(Figure record extracts)
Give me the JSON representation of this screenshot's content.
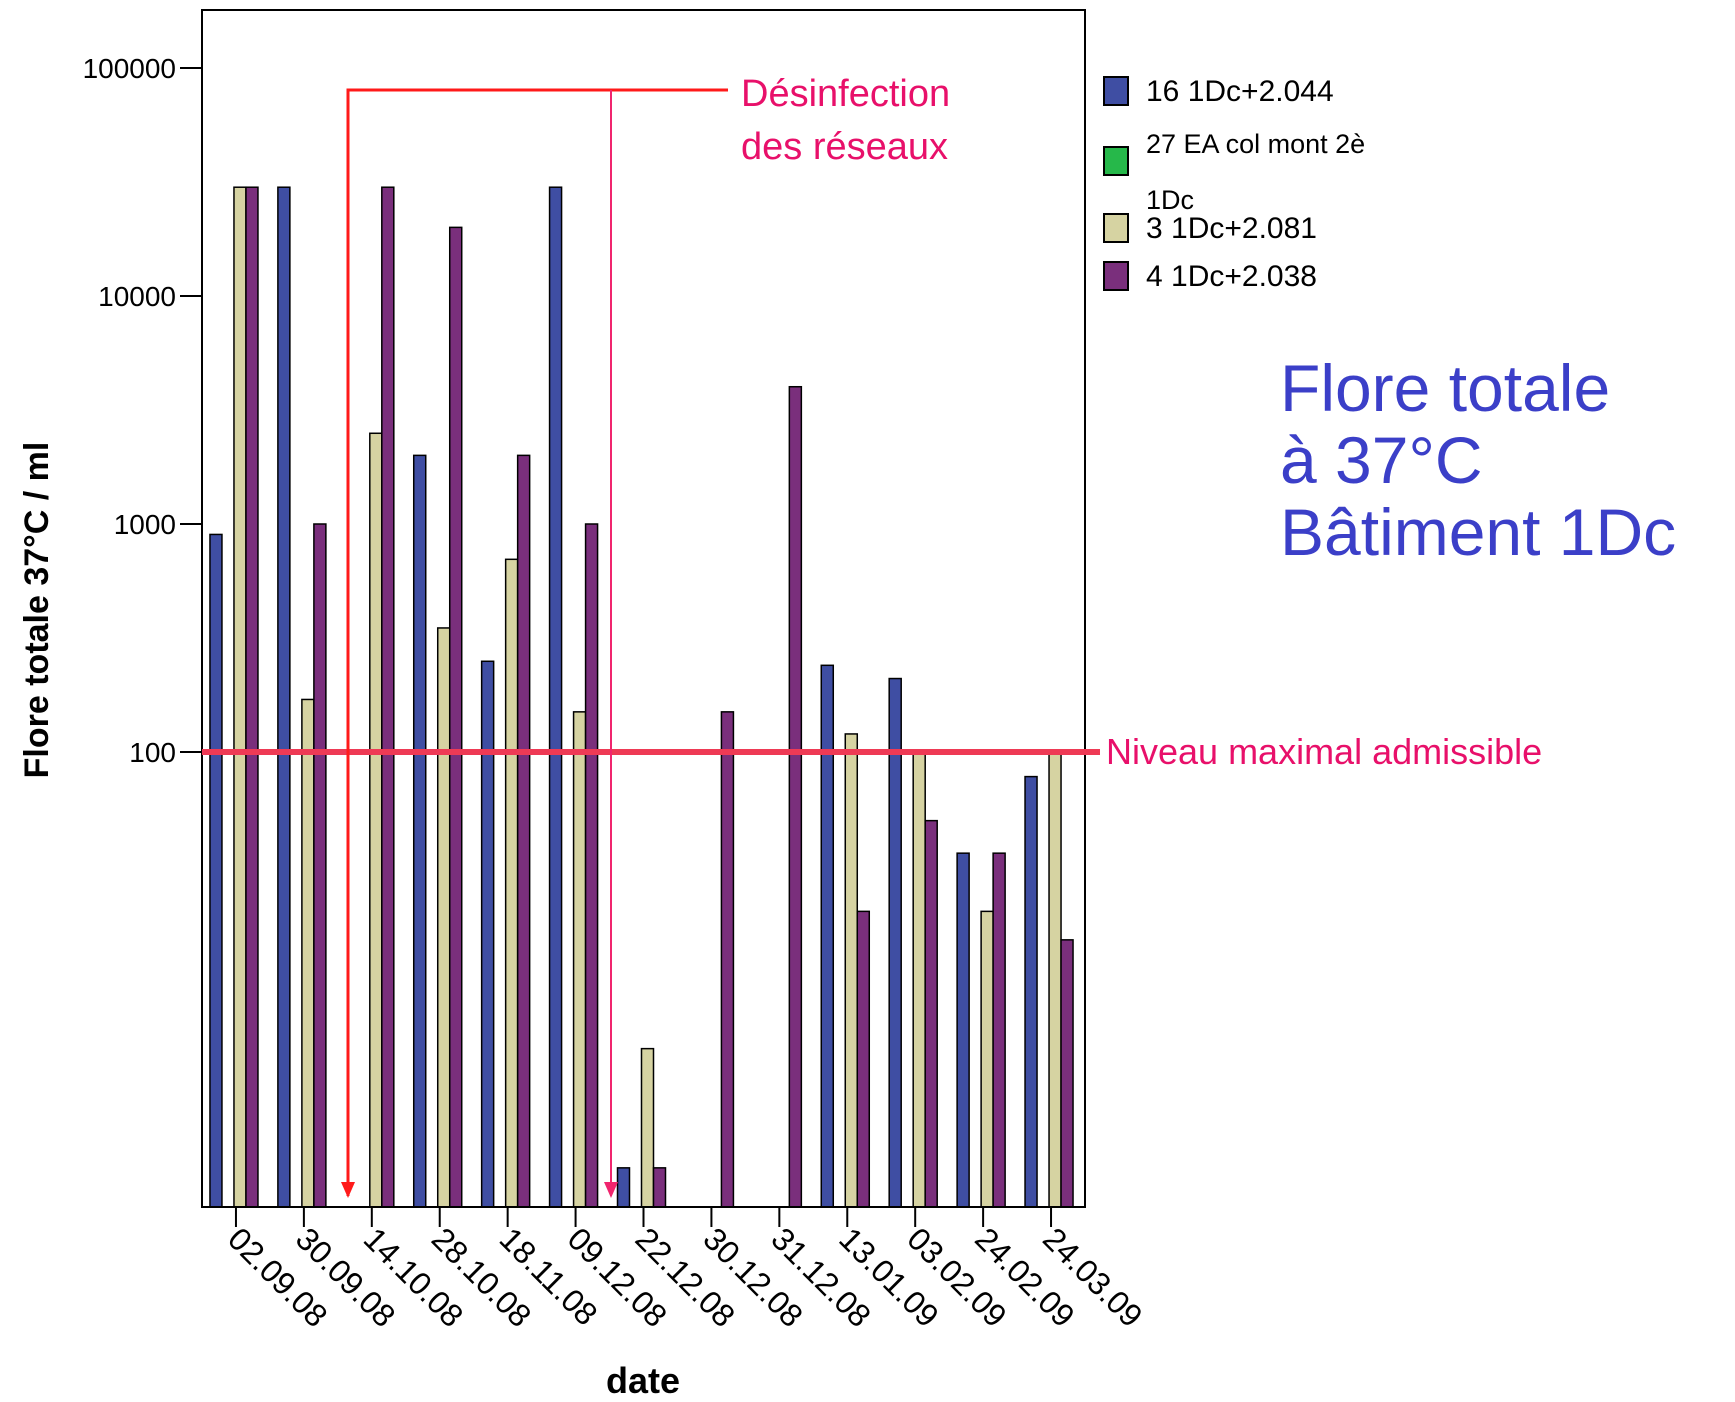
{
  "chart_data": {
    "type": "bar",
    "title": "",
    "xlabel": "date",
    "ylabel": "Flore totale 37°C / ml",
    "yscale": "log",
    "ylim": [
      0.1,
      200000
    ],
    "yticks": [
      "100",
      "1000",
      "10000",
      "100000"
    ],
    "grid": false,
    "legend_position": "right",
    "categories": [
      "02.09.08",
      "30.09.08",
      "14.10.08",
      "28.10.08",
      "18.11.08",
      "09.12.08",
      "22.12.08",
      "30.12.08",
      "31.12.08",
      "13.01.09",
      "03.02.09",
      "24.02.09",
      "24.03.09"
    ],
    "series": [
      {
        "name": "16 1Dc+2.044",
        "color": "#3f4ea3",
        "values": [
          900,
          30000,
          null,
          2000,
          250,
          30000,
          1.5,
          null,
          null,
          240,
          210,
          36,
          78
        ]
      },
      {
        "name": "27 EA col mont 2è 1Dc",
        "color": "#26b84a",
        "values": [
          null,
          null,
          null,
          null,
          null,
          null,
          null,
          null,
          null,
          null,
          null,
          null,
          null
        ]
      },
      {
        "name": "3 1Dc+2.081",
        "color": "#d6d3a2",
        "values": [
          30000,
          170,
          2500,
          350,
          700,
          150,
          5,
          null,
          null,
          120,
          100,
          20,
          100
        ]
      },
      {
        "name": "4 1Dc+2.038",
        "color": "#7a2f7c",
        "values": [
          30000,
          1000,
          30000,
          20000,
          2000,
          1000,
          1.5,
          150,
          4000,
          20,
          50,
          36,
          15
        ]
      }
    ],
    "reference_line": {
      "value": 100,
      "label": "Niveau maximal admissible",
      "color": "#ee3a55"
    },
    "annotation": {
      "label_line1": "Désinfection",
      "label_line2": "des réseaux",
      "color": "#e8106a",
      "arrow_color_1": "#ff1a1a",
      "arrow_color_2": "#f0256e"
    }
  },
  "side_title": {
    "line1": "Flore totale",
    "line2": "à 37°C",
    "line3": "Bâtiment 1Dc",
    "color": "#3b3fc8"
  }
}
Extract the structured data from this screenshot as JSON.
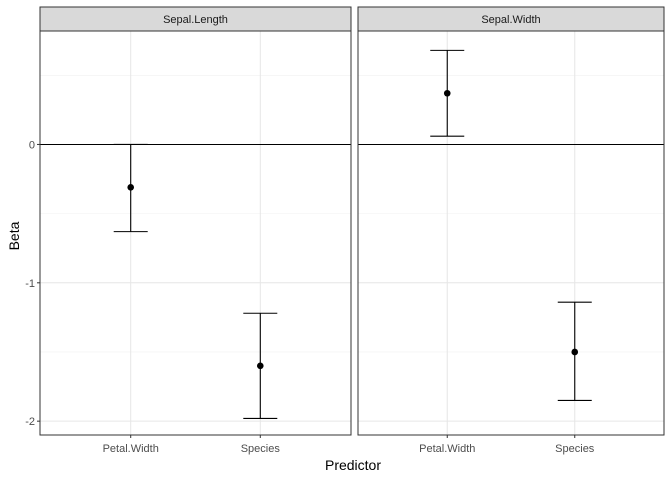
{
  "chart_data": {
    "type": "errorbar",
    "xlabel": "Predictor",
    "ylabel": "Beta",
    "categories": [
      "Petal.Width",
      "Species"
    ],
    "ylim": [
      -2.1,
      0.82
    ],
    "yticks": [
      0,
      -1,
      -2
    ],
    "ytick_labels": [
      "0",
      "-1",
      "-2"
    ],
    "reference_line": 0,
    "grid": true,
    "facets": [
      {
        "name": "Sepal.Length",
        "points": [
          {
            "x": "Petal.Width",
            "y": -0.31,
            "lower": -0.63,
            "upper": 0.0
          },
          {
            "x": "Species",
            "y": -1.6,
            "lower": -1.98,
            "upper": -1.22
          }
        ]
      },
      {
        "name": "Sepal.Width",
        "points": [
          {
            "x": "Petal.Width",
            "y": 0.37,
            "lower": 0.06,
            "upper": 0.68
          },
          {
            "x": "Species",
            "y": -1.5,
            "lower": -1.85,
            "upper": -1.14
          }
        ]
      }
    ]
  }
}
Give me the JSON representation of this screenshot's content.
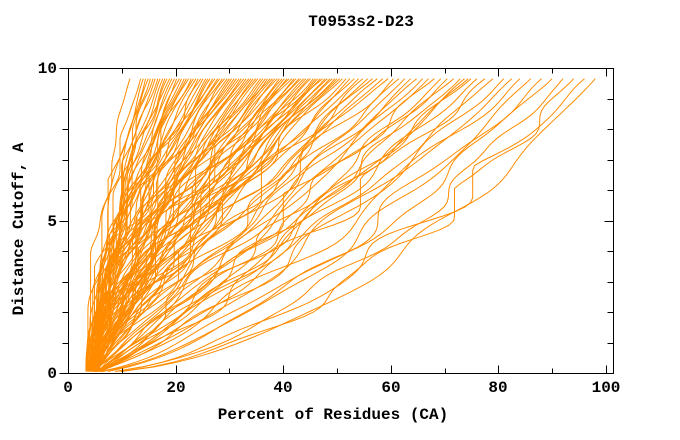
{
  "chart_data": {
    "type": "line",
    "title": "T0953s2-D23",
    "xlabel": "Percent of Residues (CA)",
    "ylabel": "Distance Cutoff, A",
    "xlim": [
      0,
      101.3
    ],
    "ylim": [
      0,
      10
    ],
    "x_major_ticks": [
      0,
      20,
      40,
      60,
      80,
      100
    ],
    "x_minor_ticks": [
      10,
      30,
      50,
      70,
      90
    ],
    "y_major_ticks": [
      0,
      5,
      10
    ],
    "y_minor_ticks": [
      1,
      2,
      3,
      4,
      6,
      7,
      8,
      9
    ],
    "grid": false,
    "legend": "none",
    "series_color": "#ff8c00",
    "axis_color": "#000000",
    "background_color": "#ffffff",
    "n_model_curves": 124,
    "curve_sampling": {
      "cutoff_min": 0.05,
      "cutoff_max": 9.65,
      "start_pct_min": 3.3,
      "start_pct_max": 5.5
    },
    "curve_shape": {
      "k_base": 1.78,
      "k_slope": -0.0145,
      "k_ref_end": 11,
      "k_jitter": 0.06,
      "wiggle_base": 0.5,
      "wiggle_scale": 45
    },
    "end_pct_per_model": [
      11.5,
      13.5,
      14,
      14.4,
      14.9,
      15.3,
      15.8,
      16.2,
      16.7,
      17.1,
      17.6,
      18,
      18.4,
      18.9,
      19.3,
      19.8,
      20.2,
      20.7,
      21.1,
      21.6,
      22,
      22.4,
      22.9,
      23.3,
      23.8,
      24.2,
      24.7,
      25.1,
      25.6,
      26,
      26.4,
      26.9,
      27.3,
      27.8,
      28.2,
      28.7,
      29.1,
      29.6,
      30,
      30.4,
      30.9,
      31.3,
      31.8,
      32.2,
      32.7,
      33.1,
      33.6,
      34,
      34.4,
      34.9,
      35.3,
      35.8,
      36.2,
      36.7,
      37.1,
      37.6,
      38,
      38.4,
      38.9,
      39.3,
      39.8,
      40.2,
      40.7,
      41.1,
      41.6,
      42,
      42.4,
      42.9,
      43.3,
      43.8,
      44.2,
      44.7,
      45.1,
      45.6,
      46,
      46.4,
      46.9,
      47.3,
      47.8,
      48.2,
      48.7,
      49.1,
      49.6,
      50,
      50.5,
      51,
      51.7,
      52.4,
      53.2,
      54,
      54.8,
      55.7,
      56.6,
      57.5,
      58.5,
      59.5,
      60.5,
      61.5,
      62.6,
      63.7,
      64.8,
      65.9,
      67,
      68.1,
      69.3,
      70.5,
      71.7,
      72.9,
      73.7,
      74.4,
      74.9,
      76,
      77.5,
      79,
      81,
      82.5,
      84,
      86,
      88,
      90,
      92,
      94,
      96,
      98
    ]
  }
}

* **Problem**: Quote the data above in full and without alteration; skip the pictures.

* **The output**:
Give me the JSON representation of this screenshot's content.
{
  "chart_data": {
    "type": "bar",
    "title": "",
    "xlabel": "date",
    "ylabel": "Flore totale 37°C / ml",
    "yscale": "log",
    "ylim": [
      0.1,
      200000
    ],
    "yticks": [
      "100",
      "1000",
      "10000",
      "100000"
    ],
    "grid": false,
    "legend_position": "right",
    "categories": [
      "02.09.08",
      "30.09.08",
      "14.10.08",
      "28.10.08",
      "18.11.08",
      "09.12.08",
      "22.12.08",
      "30.12.08",
      "31.12.08",
      "13.01.09",
      "03.02.09",
      "24.02.09",
      "24.03.09"
    ],
    "series": [
      {
        "name": "16 1Dc+2.044",
        "color": "#3f4ea3",
        "values": [
          900,
          30000,
          null,
          2000,
          250,
          30000,
          1.5,
          null,
          null,
          240,
          210,
          36,
          78
        ]
      },
      {
        "name": "27 EA col mont 2è 1Dc",
        "color": "#26b84a",
        "values": [
          null,
          null,
          null,
          null,
          null,
          null,
          null,
          null,
          null,
          null,
          null,
          null,
          null
        ]
      },
      {
        "name": "3 1Dc+2.081",
        "color": "#d6d3a2",
        "values": [
          30000,
          170,
          2500,
          350,
          700,
          150,
          5,
          null,
          null,
          120,
          100,
          20,
          100
        ]
      },
      {
        "name": "4 1Dc+2.038",
        "color": "#7a2f7c",
        "values": [
          30000,
          1000,
          30000,
          20000,
          2000,
          1000,
          1.5,
          150,
          4000,
          20,
          50,
          36,
          15
        ]
      }
    ],
    "reference_line": {
      "value": 100,
      "label": "Niveau maximal admissible",
      "color": "#ee3a55"
    },
    "annotation": {
      "label_line1": "Désinfection",
      "label_line2": "des réseaux",
      "color": "#e8106a",
      "arrow_color_1": "#ff1a1a",
      "arrow_color_2": "#f0256e"
    }
  },
  "side_title": {
    "line1": "Flore totale",
    "line2": "à 37°C",
    "line3": "Bâtiment 1Dc",
    "color": "#3b3fc8"
  }
}
Extract the structured data from this screenshot as JSON.
{
  "chart_data": {
    "type": "errorbar",
    "xlabel": "Predictor",
    "ylabel": "Beta",
    "categories": [
      "Petal.Width",
      "Species"
    ],
    "ylim": [
      -2.1,
      0.82
    ],
    "yticks": [
      0,
      -1,
      -2
    ],
    "ytick_labels": [
      "0",
      "-1",
      "-2"
    ],
    "reference_line": 0,
    "grid": true,
    "facets": [
      {
        "name": "Sepal.Length",
        "points": [
          {
            "x": "Petal.Width",
            "y": -0.31,
            "lower": -0.63,
            "upper": 0.0
          },
          {
            "x": "Species",
            "y": -1.6,
            "lower": -1.98,
            "upper": -1.22
          }
        ]
      },
      {
        "name": "Sepal.Width",
        "points": [
          {
            "x": "Petal.Width",
            "y": 0.37,
            "lower": 0.06,
            "upper": 0.68
          },
          {
            "x": "Species",
            "y": -1.5,
            "lower": -1.85,
            "upper": -1.14
          }
        ]
      }
    ]
  }
}
Give me the JSON representation of this screenshot's content.
{
  "chart_data": {
    "type": "line",
    "title": "T0953s2-D23",
    "xlabel": "Percent of Residues (CA)",
    "ylabel": "Distance Cutoff, A",
    "xlim": [
      0,
      101.3
    ],
    "ylim": [
      0,
      10
    ],
    "x_major_ticks": [
      0,
      20,
      40,
      60,
      80,
      100
    ],
    "x_minor_ticks": [
      10,
      30,
      50,
      70,
      90
    ],
    "y_major_ticks": [
      0,
      5,
      10
    ],
    "y_minor_ticks": [
      1,
      2,
      3,
      4,
      6,
      7,
      8,
      9
    ],
    "grid": false,
    "legend": "none",
    "series_color": "#ff8c00",
    "axis_color": "#000000",
    "background_color": "#ffffff",
    "n_model_curves": 124,
    "curve_sampling": {
      "cutoff_min": 0.05,
      "cutoff_max": 9.65,
      "start_pct_min": 3.3,
      "start_pct_max": 5.5
    },
    "curve_shape": {
      "k_base": 1.78,
      "k_slope": -0.0145,
      "k_ref_end": 11,
      "k_jitter": 0.06,
      "wiggle_base": 0.5,
      "wiggle_scale": 45
    },
    "end_pct_per_model": [
      11.5,
      13.5,
      14,
      14.4,
      14.9,
      15.3,
      15.8,
      16.2,
      16.7,
      17.1,
      17.6,
      18,
      18.4,
      18.9,
      19.3,
      19.8,
      20.2,
      20.7,
      21.1,
      21.6,
      22,
      22.4,
      22.9,
      23.3,
      23.8,
      24.2,
      24.7,
      25.1,
      25.6,
      26,
      26.4,
      26.9,
      27.3,
      27.8,
      28.2,
      28.7,
      29.1,
      29.6,
      30,
      30.4,
      30.9,
      31.3,
      31.8,
      32.2,
      32.7,
      33.1,
      33.6,
      34,
      34.4,
      34.9,
      35.3,
      35.8,
      36.2,
      36.7,
      37.1,
      37.6,
      38,
      38.4,
      38.9,
      39.3,
      39.8,
      40.2,
      40.7,
      41.1,
      41.6,
      42,
      42.4,
      42.9,
      43.3,
      43.8,
      44.2,
      44.7,
      45.1,
      45.6,
      46,
      46.4,
      46.9,
      47.3,
      47.8,
      48.2,
      48.7,
      49.1,
      49.6,
      50,
      50.5,
      51,
      51.7,
      52.4,
      53.2,
      54,
      54.8,
      55.7,
      56.6,
      57.5,
      58.5,
      59.5,
      60.5,
      61.5,
      62.6,
      63.7,
      64.8,
      65.9,
      67,
      68.1,
      69.3,
      70.5,
      71.7,
      72.9,
      73.7,
      74.4,
      74.9,
      76,
      77.5,
      79,
      81,
      82.5,
      84,
      86,
      88,
      90,
      92,
      94,
      96,
      98
    ]
  }
}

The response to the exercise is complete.